**STATED PROBLEM:** What is the number of lines in these entries that include "Department"? Write that number and no other text.

**RECORDS TO PROCESS:**
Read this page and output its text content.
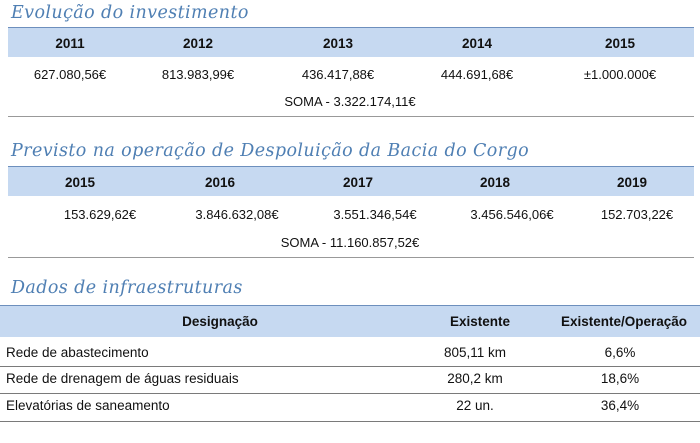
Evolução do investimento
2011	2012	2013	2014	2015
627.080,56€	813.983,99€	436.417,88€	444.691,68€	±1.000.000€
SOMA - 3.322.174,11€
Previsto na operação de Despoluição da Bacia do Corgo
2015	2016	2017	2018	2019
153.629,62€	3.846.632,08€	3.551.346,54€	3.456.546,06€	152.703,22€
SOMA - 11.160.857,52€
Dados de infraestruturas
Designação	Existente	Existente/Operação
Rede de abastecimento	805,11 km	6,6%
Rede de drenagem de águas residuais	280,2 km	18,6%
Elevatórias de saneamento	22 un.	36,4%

...

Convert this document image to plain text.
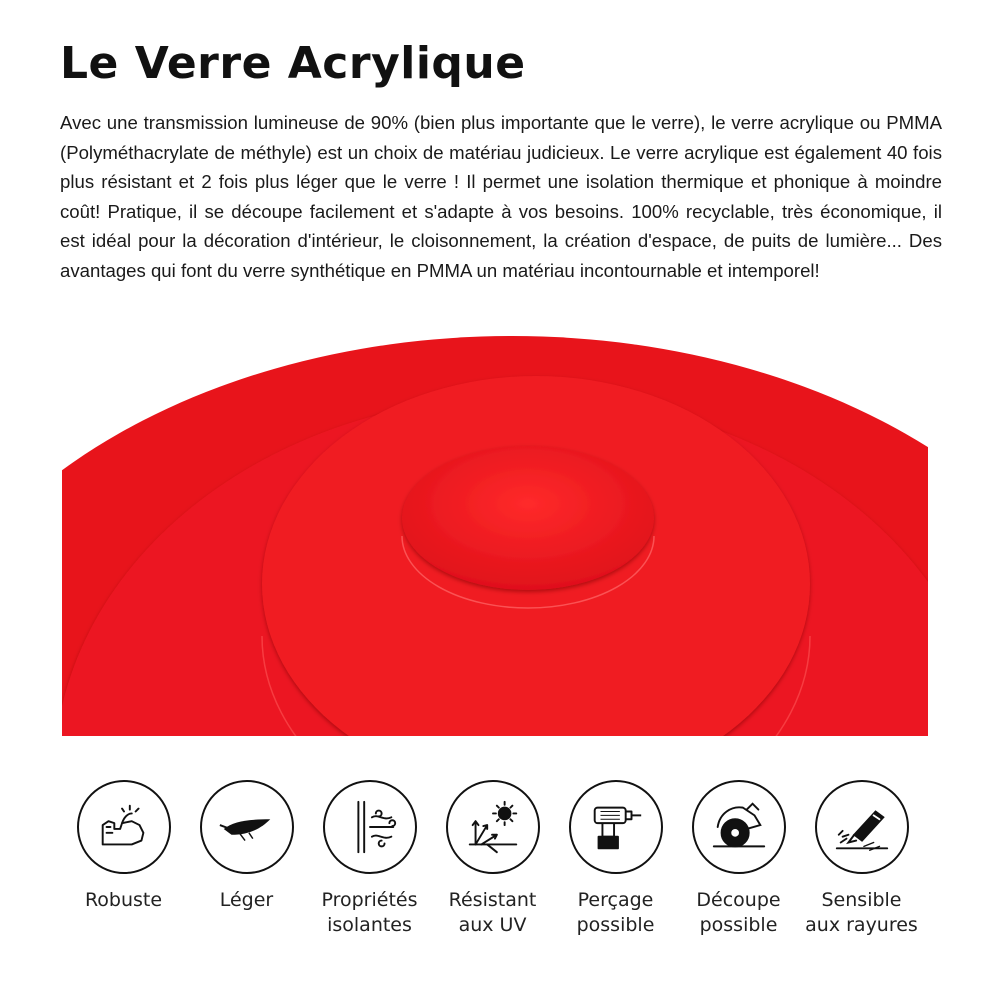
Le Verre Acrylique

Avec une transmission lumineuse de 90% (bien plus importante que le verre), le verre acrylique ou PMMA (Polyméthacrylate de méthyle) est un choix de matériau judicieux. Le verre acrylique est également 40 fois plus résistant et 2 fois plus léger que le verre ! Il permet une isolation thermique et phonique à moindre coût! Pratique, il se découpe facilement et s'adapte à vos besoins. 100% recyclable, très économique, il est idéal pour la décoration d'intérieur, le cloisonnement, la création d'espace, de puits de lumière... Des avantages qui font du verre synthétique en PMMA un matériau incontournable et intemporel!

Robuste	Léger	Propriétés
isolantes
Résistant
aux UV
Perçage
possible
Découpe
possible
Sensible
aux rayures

* * *

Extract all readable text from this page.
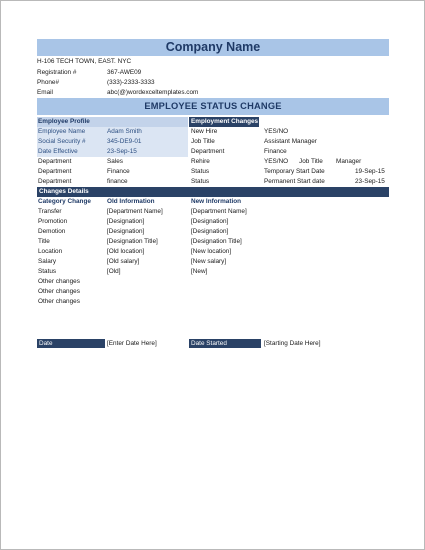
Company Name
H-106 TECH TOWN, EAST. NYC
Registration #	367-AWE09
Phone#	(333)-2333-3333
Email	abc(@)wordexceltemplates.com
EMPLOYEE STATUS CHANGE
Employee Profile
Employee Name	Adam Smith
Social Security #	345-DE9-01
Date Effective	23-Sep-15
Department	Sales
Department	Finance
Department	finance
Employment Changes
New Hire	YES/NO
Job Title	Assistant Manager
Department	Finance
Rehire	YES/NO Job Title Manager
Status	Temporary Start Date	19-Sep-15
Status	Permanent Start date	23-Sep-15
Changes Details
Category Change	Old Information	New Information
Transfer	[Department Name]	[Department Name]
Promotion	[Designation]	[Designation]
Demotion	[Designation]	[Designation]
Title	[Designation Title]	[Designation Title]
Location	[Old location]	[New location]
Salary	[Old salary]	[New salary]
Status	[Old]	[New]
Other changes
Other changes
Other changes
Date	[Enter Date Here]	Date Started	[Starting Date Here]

**FINISHED EXERCISE:** 5